Start Extracted records

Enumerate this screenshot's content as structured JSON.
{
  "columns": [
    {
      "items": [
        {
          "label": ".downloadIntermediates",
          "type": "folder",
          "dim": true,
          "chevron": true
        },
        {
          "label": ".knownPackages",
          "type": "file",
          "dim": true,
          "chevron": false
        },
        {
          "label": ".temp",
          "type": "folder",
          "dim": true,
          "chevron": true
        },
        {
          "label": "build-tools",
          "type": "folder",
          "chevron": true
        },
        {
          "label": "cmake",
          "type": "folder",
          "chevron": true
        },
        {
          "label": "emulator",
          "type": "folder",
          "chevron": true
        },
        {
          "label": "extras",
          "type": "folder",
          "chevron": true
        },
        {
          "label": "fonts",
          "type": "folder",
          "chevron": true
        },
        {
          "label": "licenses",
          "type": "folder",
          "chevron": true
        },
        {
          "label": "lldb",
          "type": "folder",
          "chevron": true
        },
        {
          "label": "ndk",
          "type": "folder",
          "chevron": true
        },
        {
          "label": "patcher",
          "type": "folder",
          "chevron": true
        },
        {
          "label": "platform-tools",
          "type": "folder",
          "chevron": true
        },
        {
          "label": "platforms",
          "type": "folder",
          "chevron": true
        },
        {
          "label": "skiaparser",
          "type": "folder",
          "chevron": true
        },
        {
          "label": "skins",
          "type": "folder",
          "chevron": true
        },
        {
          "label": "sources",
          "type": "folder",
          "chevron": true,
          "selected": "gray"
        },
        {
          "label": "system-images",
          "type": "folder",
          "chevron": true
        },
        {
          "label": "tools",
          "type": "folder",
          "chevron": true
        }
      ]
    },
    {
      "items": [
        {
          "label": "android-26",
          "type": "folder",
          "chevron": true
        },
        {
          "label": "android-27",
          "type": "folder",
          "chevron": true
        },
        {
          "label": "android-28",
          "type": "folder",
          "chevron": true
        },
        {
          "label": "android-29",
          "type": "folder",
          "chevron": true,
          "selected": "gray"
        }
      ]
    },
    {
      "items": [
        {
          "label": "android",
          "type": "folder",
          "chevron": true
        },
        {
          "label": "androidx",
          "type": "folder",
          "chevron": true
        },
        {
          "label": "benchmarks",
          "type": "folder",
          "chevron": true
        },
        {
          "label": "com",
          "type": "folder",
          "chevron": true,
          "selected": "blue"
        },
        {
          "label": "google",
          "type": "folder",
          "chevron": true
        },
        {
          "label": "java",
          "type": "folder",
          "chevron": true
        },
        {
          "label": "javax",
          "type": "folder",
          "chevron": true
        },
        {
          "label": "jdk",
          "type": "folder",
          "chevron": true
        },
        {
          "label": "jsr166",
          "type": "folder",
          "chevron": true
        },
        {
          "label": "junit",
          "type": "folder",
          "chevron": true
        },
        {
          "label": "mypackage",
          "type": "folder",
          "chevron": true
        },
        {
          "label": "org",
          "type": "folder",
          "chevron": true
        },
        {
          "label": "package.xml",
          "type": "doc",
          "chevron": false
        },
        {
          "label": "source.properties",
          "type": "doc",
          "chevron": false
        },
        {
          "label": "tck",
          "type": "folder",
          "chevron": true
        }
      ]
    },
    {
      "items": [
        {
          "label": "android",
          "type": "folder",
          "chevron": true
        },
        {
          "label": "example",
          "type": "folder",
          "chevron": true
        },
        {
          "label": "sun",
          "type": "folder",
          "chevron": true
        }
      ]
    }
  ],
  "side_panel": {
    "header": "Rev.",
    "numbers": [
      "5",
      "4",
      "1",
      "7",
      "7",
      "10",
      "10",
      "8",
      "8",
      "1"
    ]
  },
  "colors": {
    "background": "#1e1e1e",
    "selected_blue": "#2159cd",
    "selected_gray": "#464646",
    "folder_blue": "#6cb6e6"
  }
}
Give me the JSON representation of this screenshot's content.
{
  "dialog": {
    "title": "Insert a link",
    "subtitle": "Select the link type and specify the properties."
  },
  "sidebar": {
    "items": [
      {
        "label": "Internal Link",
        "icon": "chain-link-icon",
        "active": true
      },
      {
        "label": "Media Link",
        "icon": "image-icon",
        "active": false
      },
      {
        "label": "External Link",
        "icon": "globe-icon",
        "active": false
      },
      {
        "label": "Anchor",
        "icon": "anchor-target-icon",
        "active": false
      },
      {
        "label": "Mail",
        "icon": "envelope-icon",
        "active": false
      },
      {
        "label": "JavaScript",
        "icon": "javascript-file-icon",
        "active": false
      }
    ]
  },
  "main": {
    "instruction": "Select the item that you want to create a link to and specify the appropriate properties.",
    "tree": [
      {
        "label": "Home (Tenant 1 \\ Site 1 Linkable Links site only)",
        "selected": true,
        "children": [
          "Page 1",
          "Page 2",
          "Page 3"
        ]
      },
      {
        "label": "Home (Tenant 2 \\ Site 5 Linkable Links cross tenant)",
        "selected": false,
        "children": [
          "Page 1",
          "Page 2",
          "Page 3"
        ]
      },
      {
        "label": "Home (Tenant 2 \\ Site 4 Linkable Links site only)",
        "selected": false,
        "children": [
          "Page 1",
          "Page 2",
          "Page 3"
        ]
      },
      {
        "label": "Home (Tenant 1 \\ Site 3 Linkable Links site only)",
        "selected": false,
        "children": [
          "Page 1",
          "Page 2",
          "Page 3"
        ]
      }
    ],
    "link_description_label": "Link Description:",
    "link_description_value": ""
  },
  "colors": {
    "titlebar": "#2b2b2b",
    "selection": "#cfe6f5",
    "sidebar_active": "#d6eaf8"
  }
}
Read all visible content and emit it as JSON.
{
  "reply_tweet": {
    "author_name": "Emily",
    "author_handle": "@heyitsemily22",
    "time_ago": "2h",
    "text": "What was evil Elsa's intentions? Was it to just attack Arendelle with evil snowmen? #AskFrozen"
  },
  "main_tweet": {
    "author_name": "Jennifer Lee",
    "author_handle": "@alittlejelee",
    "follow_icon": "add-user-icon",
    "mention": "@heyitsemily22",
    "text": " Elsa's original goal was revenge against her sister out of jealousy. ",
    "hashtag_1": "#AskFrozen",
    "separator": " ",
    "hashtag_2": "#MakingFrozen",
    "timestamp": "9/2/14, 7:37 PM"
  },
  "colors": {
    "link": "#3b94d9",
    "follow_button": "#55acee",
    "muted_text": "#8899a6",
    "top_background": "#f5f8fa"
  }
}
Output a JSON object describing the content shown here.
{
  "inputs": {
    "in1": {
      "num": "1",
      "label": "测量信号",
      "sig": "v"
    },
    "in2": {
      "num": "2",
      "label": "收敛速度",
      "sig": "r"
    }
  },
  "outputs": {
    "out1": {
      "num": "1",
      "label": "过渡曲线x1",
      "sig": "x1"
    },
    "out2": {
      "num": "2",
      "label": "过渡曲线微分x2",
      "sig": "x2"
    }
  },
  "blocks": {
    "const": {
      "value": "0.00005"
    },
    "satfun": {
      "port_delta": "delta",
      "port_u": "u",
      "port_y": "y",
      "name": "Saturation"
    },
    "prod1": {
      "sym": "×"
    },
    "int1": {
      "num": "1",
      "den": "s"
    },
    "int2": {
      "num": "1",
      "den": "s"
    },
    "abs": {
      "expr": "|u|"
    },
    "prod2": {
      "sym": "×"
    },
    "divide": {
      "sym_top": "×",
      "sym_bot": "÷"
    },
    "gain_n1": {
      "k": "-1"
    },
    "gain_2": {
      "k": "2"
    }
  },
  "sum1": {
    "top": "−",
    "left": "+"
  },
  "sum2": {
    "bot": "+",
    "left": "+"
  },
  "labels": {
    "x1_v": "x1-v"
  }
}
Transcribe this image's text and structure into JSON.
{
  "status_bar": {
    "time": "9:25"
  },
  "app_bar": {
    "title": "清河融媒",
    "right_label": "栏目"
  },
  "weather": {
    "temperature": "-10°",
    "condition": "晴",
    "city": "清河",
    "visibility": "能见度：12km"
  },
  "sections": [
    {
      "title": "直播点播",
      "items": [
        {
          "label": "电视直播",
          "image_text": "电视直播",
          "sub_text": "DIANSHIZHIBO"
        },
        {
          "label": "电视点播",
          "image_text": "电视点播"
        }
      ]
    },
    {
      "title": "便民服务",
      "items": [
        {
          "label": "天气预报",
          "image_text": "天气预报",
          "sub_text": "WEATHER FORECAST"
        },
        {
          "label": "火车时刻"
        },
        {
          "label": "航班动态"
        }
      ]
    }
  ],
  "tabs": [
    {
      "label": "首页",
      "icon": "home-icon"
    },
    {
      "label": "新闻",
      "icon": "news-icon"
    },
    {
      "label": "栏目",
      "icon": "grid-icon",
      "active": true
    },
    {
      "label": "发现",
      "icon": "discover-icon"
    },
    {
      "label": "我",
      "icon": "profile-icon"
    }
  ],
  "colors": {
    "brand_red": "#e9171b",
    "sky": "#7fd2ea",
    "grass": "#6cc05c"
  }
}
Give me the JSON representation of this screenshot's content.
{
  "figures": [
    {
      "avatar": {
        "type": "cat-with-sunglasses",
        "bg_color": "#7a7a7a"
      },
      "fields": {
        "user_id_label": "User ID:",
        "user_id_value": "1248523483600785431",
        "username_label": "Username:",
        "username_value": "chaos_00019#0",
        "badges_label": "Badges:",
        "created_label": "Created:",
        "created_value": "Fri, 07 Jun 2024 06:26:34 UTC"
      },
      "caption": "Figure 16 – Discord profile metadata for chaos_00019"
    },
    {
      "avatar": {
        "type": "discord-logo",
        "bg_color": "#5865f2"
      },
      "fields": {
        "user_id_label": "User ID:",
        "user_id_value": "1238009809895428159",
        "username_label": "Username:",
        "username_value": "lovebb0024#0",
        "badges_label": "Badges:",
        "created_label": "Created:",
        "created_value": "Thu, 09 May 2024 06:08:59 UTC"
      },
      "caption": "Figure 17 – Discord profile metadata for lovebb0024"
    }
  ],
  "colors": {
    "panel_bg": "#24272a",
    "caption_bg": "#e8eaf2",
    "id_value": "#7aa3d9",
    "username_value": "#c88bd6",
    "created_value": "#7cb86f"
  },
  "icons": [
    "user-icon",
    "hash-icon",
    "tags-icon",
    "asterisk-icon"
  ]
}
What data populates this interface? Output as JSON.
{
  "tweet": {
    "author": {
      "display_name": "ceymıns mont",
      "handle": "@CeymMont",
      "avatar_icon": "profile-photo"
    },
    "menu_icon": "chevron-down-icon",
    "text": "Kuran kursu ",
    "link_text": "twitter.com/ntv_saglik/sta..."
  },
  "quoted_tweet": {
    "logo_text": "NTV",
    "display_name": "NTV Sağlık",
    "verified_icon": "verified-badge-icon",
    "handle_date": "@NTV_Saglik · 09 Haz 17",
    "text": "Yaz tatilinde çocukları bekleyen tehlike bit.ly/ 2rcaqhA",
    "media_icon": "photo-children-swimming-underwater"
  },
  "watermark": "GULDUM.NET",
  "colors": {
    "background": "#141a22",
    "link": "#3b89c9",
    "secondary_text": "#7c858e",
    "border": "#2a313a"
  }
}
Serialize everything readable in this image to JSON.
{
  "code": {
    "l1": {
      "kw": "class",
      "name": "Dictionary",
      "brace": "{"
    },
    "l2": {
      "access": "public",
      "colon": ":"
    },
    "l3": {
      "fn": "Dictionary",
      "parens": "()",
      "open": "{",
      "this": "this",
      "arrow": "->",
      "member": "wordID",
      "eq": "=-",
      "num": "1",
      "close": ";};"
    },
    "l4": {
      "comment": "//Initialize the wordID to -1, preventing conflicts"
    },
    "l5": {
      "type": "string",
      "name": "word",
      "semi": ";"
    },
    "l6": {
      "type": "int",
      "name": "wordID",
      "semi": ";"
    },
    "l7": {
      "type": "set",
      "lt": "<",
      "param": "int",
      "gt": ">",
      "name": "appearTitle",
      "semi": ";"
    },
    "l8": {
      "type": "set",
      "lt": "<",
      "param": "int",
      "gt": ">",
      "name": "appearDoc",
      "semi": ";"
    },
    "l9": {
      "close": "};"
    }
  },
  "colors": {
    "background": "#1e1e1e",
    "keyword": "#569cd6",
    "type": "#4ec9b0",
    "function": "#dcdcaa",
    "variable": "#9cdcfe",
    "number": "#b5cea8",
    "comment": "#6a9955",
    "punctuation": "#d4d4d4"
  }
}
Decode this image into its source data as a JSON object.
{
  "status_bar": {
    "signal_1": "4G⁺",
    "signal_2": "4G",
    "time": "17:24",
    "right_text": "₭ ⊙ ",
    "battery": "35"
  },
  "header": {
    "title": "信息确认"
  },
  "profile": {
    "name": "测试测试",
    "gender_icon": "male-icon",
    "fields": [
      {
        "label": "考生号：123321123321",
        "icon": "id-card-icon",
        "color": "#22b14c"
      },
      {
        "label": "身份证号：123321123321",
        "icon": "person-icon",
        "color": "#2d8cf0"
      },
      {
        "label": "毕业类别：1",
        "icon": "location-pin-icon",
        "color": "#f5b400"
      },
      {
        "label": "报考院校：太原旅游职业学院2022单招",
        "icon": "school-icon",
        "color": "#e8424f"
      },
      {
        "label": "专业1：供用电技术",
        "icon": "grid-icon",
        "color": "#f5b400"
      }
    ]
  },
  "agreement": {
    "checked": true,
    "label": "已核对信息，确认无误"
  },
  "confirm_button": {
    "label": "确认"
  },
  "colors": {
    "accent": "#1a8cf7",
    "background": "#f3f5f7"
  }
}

End Extracted records

**What you should do:**
Everything from the line containing "Decode this image" to the end of the data above should be quoted exactly, please, both ends included, and nothing outside that span.

**Completed exercise:**
Decode this image into its source data as a JSON object.
{
  "status_bar": {
    "signal_1": "4G⁺",
    "signal_2": "4G",
    "time": "17:24",
    "right_text": "₭ ⊙ ",
    "battery": "35"
  },
  "header": {
    "title": "信息确认"
  },
  "profile": {
    "name": "测试测试",
    "gender_icon": "male-icon",
    "fields": [
      {
        "label": "考生号：123321123321",
        "icon": "id-card-icon",
        "color": "#22b14c"
      },
      {
        "label": "身份证号：123321123321",
        "icon": "person-icon",
        "color": "#2d8cf0"
      },
      {
        "label": "毕业类别：1",
        "icon": "location-pin-icon",
        "color": "#f5b400"
      },
      {
        "label": "报考院校：太原旅游职业学院2022单招",
        "icon": "school-icon",
        "color": "#e8424f"
      },
      {
        "label": "专业1：供用电技术",
        "icon": "grid-icon",
        "color": "#f5b400"
      }
    ]
  },
  "agreement": {
    "checked": true,
    "label": "已核对信息，确认无误"
  },
  "confirm_button": {
    "label": "确认"
  },
  "colors": {
    "accent": "#1a8cf7",
    "background": "#f3f5f7"
  }
}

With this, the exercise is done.